* [Supplied data]:
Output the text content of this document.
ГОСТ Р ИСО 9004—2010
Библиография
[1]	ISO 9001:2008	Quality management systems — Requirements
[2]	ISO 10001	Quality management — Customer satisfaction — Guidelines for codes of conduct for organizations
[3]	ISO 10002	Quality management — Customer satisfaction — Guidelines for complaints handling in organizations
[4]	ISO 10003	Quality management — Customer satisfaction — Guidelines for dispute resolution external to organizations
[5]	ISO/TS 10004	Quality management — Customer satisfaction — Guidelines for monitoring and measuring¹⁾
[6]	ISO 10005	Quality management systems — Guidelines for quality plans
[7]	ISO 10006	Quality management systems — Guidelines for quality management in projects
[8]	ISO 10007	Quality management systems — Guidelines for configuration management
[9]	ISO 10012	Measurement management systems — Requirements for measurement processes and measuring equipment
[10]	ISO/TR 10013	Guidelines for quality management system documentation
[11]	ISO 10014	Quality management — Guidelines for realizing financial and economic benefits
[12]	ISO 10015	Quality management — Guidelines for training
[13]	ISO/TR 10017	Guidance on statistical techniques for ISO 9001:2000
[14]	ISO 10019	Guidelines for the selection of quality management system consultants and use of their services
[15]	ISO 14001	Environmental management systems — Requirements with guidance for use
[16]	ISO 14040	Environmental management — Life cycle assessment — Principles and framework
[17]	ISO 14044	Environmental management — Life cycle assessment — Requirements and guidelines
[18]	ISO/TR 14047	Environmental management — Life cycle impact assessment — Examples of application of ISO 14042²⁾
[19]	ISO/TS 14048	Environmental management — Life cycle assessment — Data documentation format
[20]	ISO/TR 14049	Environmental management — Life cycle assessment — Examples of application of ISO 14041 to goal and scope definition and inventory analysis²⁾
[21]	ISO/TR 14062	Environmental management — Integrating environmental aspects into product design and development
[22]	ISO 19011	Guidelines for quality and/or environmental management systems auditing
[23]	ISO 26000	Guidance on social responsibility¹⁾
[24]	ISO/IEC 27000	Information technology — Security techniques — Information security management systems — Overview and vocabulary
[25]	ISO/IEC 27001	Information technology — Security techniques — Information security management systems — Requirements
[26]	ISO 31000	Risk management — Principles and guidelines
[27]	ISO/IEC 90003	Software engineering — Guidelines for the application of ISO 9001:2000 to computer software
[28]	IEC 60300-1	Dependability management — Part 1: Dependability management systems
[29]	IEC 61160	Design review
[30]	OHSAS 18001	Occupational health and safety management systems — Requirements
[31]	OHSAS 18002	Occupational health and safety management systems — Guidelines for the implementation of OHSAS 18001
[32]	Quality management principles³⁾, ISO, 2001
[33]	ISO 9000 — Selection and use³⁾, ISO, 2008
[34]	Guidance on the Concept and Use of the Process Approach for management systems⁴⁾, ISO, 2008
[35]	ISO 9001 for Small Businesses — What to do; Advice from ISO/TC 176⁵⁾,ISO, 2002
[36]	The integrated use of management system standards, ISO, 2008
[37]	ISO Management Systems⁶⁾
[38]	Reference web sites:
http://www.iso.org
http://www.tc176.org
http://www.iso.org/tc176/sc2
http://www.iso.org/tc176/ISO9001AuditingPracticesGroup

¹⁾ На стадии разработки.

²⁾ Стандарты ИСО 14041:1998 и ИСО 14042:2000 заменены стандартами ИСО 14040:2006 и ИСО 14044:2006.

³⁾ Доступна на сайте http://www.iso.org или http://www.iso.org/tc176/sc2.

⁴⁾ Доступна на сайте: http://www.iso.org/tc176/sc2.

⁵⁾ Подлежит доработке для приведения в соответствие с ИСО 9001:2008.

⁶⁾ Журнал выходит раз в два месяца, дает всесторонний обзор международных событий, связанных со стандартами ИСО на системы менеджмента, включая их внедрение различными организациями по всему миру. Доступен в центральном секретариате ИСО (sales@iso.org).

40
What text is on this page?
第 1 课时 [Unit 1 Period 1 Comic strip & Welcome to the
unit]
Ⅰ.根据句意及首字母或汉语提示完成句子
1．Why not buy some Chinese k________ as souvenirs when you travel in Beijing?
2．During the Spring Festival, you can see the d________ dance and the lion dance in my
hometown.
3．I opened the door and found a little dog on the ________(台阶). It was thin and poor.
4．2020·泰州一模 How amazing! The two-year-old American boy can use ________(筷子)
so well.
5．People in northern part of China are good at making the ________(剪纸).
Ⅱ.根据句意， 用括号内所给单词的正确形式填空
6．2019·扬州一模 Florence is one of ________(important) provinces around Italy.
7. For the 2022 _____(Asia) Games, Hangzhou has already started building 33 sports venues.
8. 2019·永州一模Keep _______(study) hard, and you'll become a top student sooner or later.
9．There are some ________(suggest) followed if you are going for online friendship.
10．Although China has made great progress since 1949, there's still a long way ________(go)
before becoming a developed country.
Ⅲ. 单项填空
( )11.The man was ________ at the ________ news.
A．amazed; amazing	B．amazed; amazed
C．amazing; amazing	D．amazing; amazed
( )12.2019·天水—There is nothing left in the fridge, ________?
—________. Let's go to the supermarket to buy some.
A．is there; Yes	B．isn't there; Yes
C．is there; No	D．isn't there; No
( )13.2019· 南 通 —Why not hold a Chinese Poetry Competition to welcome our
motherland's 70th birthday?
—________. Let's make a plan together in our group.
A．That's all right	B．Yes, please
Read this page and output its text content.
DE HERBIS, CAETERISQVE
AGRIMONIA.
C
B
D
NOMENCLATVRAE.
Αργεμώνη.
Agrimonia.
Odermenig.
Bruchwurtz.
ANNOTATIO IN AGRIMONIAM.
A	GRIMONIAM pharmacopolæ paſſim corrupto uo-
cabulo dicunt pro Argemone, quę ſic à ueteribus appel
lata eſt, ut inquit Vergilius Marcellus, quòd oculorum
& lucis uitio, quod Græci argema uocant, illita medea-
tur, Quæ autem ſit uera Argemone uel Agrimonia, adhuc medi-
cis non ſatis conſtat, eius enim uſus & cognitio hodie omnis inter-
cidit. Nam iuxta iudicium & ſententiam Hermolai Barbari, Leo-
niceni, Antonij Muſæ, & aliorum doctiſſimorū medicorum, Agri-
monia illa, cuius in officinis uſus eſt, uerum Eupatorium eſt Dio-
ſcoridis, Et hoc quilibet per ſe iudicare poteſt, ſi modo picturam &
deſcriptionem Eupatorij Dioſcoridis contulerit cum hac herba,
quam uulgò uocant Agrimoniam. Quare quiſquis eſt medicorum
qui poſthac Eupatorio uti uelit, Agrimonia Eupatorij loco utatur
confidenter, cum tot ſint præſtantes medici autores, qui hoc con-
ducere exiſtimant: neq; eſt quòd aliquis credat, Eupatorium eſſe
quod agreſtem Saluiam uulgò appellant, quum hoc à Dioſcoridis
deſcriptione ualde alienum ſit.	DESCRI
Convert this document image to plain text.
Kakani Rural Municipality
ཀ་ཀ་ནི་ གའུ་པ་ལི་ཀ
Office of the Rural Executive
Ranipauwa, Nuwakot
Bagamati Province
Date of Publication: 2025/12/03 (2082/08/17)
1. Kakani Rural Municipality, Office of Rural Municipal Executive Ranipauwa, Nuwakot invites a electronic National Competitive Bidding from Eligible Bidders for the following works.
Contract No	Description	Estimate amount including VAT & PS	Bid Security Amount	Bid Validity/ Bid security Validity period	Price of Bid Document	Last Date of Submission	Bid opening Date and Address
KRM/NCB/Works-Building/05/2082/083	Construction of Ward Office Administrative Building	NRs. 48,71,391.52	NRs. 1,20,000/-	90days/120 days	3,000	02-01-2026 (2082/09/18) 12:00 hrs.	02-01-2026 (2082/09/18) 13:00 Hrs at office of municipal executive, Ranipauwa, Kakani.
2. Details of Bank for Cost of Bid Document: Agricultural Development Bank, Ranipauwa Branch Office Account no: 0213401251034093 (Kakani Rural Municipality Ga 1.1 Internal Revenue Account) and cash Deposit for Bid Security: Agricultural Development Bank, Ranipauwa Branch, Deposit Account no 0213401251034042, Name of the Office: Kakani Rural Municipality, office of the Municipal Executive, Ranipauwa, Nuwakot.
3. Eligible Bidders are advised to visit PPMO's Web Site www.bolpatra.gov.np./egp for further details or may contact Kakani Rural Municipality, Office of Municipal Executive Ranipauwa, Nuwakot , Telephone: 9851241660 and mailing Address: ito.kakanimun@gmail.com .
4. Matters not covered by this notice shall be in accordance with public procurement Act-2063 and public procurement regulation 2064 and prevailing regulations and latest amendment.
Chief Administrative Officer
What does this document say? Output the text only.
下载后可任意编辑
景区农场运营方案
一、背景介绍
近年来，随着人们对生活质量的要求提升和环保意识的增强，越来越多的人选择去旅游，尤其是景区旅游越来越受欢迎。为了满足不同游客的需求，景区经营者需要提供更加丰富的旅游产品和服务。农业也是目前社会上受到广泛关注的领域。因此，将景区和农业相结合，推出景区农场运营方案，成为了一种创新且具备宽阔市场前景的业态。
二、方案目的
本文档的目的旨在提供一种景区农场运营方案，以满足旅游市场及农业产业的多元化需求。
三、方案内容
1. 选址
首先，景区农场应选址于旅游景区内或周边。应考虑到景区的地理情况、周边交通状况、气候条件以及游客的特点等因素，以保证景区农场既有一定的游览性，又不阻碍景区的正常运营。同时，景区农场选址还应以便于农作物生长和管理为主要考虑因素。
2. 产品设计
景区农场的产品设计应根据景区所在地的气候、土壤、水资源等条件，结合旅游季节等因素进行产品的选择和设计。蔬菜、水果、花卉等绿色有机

* [What you have to do]: Copy, from the material, each line that holds the string "quod".

* [Output for this task]:
& lucis uitio, quod Græci argema uocant, illita medea-
quod agreſtem Saluiam uulgò appellant, quum hoc à Dioſcoridis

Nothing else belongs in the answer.